- [WHAT IS ASKED]:
Transcribe each record exactly. Include every one.

(Excerpt from a dataset)
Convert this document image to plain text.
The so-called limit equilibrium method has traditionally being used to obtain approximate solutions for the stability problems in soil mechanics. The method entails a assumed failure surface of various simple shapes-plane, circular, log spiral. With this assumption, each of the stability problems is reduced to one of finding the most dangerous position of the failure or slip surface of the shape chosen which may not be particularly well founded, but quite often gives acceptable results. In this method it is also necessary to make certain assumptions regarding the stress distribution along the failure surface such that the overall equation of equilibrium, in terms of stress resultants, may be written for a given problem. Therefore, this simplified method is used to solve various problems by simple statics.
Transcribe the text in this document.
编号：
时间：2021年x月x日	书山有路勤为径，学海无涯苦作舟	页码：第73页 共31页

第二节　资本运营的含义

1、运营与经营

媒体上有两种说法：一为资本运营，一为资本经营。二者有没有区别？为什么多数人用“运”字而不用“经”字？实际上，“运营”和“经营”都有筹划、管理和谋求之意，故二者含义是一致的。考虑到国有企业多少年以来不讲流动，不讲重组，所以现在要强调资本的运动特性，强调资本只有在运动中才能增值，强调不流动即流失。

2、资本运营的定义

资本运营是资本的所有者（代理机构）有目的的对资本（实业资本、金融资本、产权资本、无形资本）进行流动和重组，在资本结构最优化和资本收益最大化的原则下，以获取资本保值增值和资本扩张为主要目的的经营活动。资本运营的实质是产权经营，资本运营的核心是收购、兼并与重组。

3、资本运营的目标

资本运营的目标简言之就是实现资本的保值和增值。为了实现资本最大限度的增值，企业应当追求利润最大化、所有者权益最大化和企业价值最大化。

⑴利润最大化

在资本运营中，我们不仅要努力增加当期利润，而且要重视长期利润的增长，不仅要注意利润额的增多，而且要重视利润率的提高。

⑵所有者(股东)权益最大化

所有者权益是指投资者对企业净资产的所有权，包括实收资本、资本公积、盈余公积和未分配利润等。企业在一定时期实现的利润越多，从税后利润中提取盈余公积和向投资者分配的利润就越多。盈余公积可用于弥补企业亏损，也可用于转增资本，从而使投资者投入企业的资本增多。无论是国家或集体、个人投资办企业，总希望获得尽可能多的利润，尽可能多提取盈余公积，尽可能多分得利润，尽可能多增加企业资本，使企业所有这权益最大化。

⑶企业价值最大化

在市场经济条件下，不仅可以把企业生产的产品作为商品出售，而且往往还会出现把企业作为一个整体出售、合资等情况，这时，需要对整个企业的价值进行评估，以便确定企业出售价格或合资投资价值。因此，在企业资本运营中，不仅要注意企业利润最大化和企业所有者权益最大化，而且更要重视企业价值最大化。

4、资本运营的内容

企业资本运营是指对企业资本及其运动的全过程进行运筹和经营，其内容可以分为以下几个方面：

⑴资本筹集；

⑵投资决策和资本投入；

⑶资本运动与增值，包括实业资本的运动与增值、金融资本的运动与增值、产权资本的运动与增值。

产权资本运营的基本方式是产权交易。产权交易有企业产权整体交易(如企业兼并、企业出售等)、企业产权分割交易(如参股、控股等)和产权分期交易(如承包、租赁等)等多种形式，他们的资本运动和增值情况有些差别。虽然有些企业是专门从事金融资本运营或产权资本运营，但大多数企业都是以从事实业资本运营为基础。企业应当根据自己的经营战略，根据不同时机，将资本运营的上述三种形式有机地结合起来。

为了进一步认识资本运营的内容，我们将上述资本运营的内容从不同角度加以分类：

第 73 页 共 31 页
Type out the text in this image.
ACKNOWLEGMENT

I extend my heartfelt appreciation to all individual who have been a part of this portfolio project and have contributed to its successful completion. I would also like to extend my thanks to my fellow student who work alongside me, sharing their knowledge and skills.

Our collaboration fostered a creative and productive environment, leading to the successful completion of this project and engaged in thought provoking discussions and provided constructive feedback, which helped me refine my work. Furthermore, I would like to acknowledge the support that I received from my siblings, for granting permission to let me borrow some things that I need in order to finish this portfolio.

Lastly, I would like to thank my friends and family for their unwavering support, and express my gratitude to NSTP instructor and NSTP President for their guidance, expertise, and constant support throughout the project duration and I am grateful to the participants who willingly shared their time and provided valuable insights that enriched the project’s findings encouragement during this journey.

- [RESULT FOR THIS TASK]:
Convert this document image to plain text.
The so-called limit equilibrium method has traditionally being used to obtain approximate solutions for the stability problems in soil mechanics. The method entails a assumed failure surface of various simple shapes-plane, circular, log spiral. With this assumption, each of the stability problems is reduced to one of finding the most dangerous position of the failure or slip surface of the shape chosen which may not be particularly well founded, but quite often gives acceptable results. In this method it is also necessary to make certain assumptions regarding the stress distribution along the failure surface such that the overall equation of equilibrium, in terms of stress resultants, may be written for a given problem. Therefore, this simplified method is used to solve various problems by simple statics.
Transcribe the text in this document.
编号：
时间：2021年x月x日	书山有路勤为径，学海无涯苦作舟	页码：第73页 共31页

第二节　资本运营的含义

1、运营与经营

媒体上有两种说法：一为资本运营，一为资本经营。二者有没有区别？为什么多数人用“运”字而不用“经”字？实际上，“运营”和“经营”都有筹划、管理和谋求之意，故二者含义是一致的。考虑到国有企业多少年以来不讲流动，不讲重组，所以现在要强调资本的运动特性，强调资本只有在运动中才能增值，强调不流动即流失。

2、资本运营的定义

资本运营是资本的所有者（代理机构）有目的的对资本（实业资本、金融资本、产权资本、无形资本）进行流动和重组，在资本结构最优化和资本收益最大化的原则下，以获取资本保值增值和资本扩张为主要目的的经营活动。资本运营的实质是产权经营，资本运营的核心是收购、兼并与重组。

3、资本运营的目标

资本运营的目标简言之就是实现资本的保值和增值。为了实现资本最大限度的增值，企业应当追求利润最大化、所有者权益最大化和企业价值最大化。

⑴利润最大化

在资本运营中，我们不仅要努力增加当期利润，而且要重视长期利润的增长，不仅要注意利润额的增多，而且要重视利润率的提高。

⑵所有者(股东)权益最大化

所有者权益是指投资者对企业净资产的所有权，包括实收资本、资本公积、盈余公积和未分配利润等。企业在一定时期实现的利润越多，从税后利润中提取盈余公积和向投资者分配的利润就越多。盈余公积可用于弥补企业亏损，也可用于转增资本，从而使投资者投入企业的资本增多。无论是国家或集体、个人投资办企业，总希望获得尽可能多的利润，尽可能多提取盈余公积，尽可能多分得利润，尽可能多增加企业资本，使企业所有这权益最大化。

⑶企业价值最大化

在市场经济条件下，不仅可以把企业生产的产品作为商品出售，而且往往还会出现把企业作为一个整体出售、合资等情况，这时，需要对整个企业的价值进行评估，以便确定企业出售价格或合资投资价值。因此，在企业资本运营中，不仅要注意企业利润最大化和企业所有者权益最大化，而且更要重视企业价值最大化。

4、资本运营的内容

企业资本运营是指对企业资本及其运动的全过程进行运筹和经营，其内容可以分为以下几个方面：

⑴资本筹集；

⑵投资决策和资本投入；

⑶资本运动与增值，包括实业资本的运动与增值、金融资本的运动与增值、产权资本的运动与增值。

产权资本运营的基本方式是产权交易。产权交易有企业产权整体交易(如企业兼并、企业出售等)、企业产权分割交易(如参股、控股等)和产权分期交易(如承包、租赁等)等多种形式，他们的资本运动和增值情况有些差别。虽然有些企业是专门从事金融资本运营或产权资本运营，但大多数企业都是以从事实业资本运营为基础。企业应当根据自己的经营战略，根据不同时机，将资本运营的上述三种形式有机地结合起来。

为了进一步认识资本运营的内容，我们将上述资本运营的内容从不同角度加以分类：

第 73 页 共 31 页
Type out the text in this image.
ACKNOWLEGMENT

I extend my heartfelt appreciation to all individual who have been a part of this portfolio project and have contributed to its successful completion. I would also like to extend my thanks to my fellow student who work alongside me, sharing their knowledge and skills.

Our collaboration fostered a creative and productive environment, leading to the successful completion of this project and engaged in thought provoking discussions and provided constructive feedback, which helped me refine my work. Furthermore, I would like to acknowledge the support that I received from my siblings, for granting permission to let me borrow some things that I need in order to finish this portfolio.

Lastly, I would like to thank my friends and family for their unwavering support, and express my gratitude to NSTP instructor and NSTP President for their guidance, expertise, and constant support throughout the project duration and I am grateful to the participants who willingly shared their time and provided valuable insights that enriched the project’s findings encouragement during this journey.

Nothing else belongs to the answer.